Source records
--------

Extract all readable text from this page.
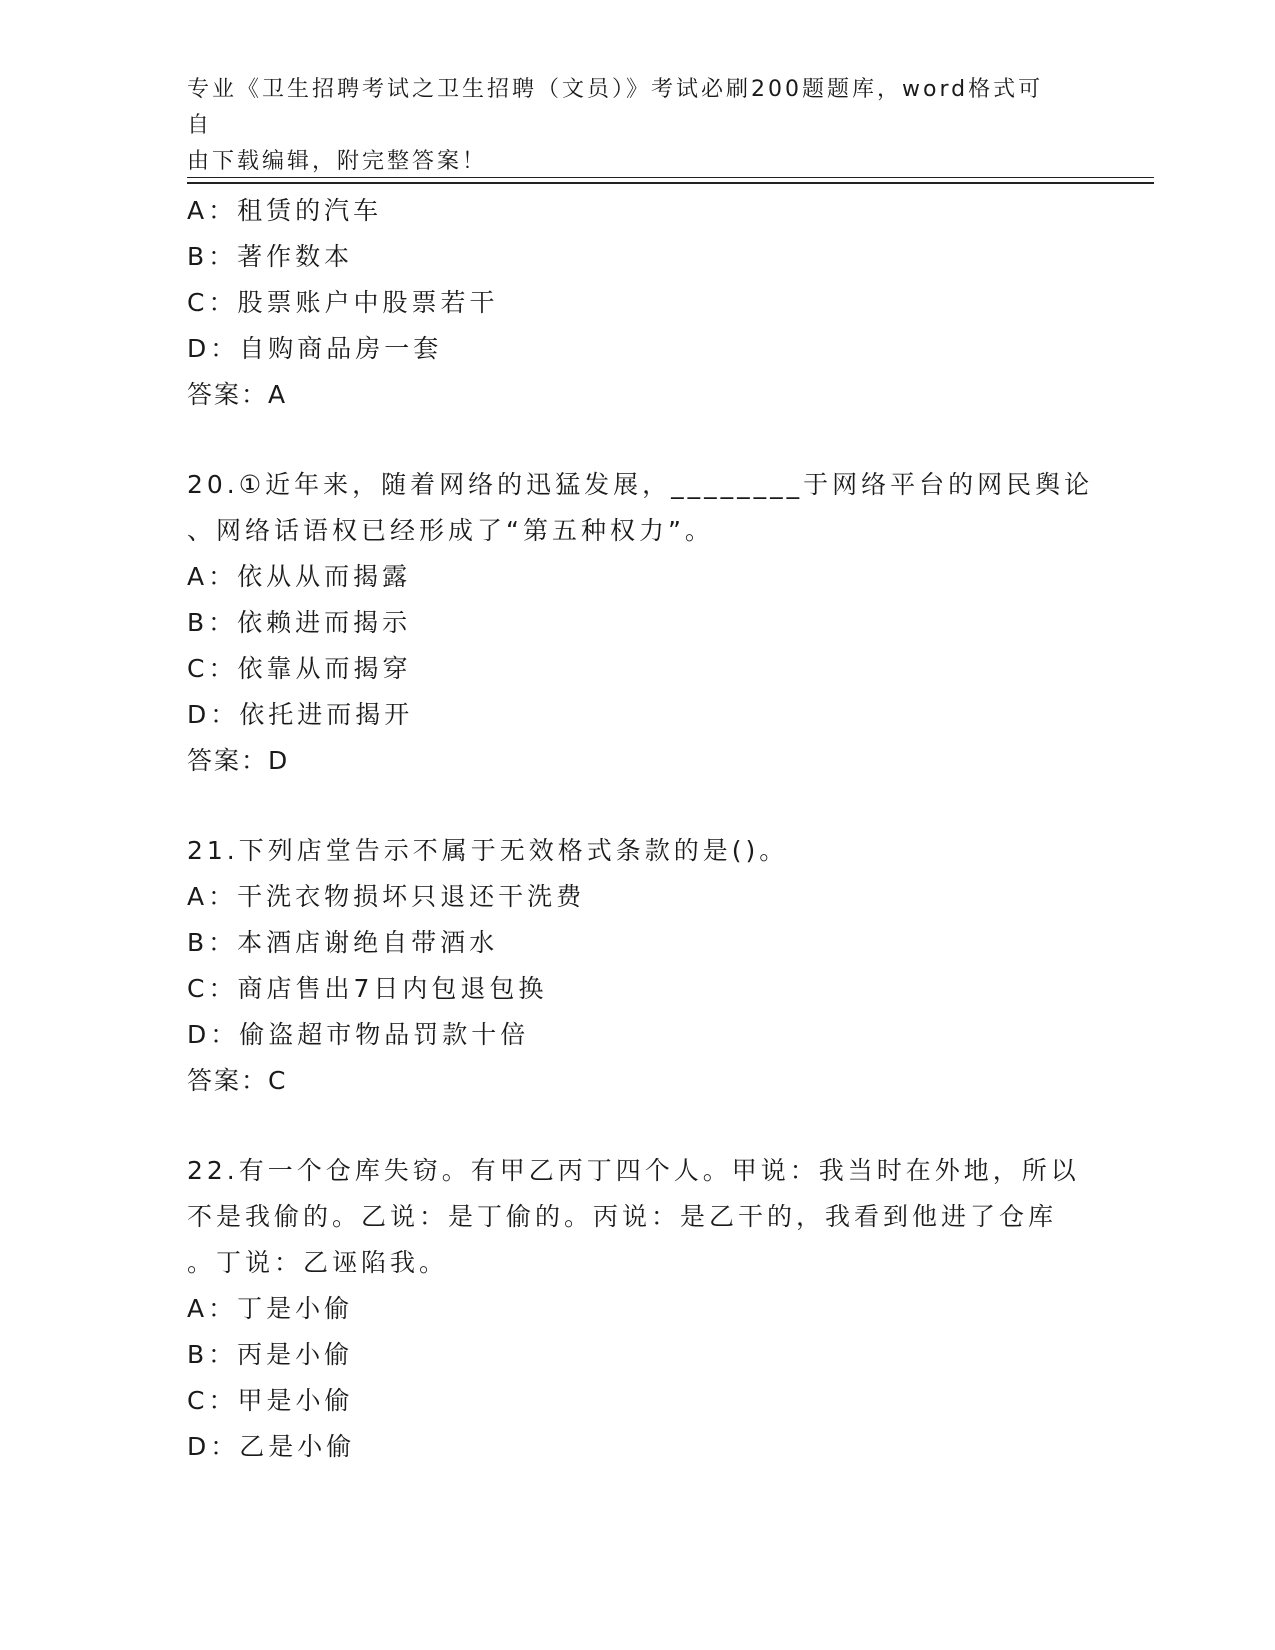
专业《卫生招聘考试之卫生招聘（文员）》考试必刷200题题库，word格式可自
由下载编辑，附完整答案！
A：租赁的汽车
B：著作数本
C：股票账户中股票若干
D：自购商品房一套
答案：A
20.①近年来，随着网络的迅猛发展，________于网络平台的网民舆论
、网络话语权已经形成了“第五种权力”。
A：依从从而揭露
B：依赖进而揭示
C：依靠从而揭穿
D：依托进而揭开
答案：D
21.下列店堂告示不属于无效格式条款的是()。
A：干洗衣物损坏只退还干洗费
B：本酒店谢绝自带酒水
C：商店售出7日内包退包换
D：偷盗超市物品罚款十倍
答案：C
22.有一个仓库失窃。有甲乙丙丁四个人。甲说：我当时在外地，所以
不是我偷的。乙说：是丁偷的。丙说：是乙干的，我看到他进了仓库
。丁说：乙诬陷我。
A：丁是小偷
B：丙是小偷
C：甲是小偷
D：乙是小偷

--------

**PROMPT:** Output the records above exactly as they are, leaving out the pictures.

**TASK ANSWER:**
Extract all readable text from this page.
专业《卫生招聘考试之卫生招聘（文员）》考试必刷200题题库，word格式可自
由下载编辑，附完整答案！
A：租赁的汽车
B：著作数本
C：股票账户中股票若干
D：自购商品房一套
答案：A
20.①近年来，随着网络的迅猛发展，________于网络平台的网民舆论
、网络话语权已经形成了“第五种权力”。
A：依从从而揭露
B：依赖进而揭示
C：依靠从而揭穿
D：依托进而揭开
答案：D
21.下列店堂告示不属于无效格式条款的是()。
A：干洗衣物损坏只退还干洗费
B：本酒店谢绝自带酒水
C：商店售出7日内包退包换
D：偷盗超市物品罚款十倍
答案：C
22.有一个仓库失窃。有甲乙丙丁四个人。甲说：我当时在外地，所以
不是我偷的。乙说：是丁偷的。丙说：是乙干的，我看到他进了仓库
。丁说：乙诬陷我。
A：丁是小偷
B：丙是小偷
C：甲是小偷
D：乙是小偷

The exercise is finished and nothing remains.